Goal
Output every record below exactly as it appears.
--- BEGIN Exercise inputs ---
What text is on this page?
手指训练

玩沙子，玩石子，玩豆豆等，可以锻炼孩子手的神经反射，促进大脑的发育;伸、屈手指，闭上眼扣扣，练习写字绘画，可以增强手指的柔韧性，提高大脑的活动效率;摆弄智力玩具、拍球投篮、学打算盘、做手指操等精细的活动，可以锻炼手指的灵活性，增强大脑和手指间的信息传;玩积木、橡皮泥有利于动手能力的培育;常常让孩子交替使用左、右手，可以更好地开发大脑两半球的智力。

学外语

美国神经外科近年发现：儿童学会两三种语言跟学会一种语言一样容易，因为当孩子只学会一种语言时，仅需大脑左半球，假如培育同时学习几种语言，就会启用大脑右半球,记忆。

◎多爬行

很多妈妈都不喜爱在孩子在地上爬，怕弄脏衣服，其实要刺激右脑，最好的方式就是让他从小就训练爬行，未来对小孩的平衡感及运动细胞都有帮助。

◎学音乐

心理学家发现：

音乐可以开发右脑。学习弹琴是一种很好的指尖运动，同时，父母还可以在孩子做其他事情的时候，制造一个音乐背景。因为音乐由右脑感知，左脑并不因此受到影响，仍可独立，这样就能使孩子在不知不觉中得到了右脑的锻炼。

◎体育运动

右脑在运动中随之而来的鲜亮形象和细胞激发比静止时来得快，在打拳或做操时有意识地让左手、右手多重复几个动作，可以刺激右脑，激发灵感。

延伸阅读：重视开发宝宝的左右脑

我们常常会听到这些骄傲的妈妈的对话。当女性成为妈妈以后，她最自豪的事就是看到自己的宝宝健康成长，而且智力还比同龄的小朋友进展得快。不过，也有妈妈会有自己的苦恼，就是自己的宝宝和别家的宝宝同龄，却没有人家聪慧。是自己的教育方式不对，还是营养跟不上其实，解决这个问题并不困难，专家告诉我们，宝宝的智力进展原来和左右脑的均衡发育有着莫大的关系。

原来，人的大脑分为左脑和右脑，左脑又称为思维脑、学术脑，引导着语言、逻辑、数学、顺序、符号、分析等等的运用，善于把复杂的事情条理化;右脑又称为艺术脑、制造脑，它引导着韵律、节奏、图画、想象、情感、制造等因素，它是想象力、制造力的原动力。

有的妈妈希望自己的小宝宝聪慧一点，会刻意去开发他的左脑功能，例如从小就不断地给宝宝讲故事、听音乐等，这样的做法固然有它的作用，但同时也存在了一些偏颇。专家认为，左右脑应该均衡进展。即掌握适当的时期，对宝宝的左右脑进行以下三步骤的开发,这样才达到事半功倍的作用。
--- END Exercise inputs ---
Exercise output
What text is on this page?
手指训练

玩沙子，玩石子，玩豆豆等，可以锻炼孩子手的神经反射，促进大脑的发育;伸、屈手指，闭上眼扣扣，练习写字绘画，可以增强手指的柔韧性，提高大脑的活动效率;摆弄智力玩具、拍球投篮、学打算盘、做手指操等精细的活动，可以锻炼手指的灵活性，增强大脑和手指间的信息传;玩积木、橡皮泥有利于动手能力的培育;常常让孩子交替使用左、右手，可以更好地开发大脑两半球的智力。

学外语

美国神经外科近年发现：儿童学会两三种语言跟学会一种语言一样容易，因为当孩子只学会一种语言时，仅需大脑左半球，假如培育同时学习几种语言，就会启用大脑右半球,记忆。

◎多爬行

很多妈妈都不喜爱在孩子在地上爬，怕弄脏衣服，其实要刺激右脑，最好的方式就是让他从小就训练爬行，未来对小孩的平衡感及运动细胞都有帮助。

◎学音乐

心理学家发现：

音乐可以开发右脑。学习弹琴是一种很好的指尖运动，同时，父母还可以在孩子做其他事情的时候，制造一个音乐背景。因为音乐由右脑感知，左脑并不因此受到影响，仍可独立，这样就能使孩子在不知不觉中得到了右脑的锻炼。

◎体育运动

右脑在运动中随之而来的鲜亮形象和细胞激发比静止时来得快，在打拳或做操时有意识地让左手、右手多重复几个动作，可以刺激右脑，激发灵感。

延伸阅读：重视开发宝宝的左右脑

我们常常会听到这些骄傲的妈妈的对话。当女性成为妈妈以后，她最自豪的事就是看到自己的宝宝健康成长，而且智力还比同龄的小朋友进展得快。不过，也有妈妈会有自己的苦恼，就是自己的宝宝和别家的宝宝同龄，却没有人家聪慧。是自己的教育方式不对，还是营养跟不上其实，解决这个问题并不困难，专家告诉我们，宝宝的智力进展原来和左右脑的均衡发育有着莫大的关系。

原来，人的大脑分为左脑和右脑，左脑又称为思维脑、学术脑，引导着语言、逻辑、数学、顺序、符号、分析等等的运用，善于把复杂的事情条理化;右脑又称为艺术脑、制造脑，它引导着韵律、节奏、图画、想象、情感、制造等因素，它是想象力、制造力的原动力。

有的妈妈希望自己的小宝宝聪慧一点，会刻意去开发他的左脑功能，例如从小就不断地给宝宝讲故事、听音乐等，这样的做法固然有它的作用，但同时也存在了一些偏颇。专家认为，左右脑应该均衡进展。即掌握适当的时期，对宝宝的左右脑进行以下三步骤的开发,这样才达到事半功倍的作用。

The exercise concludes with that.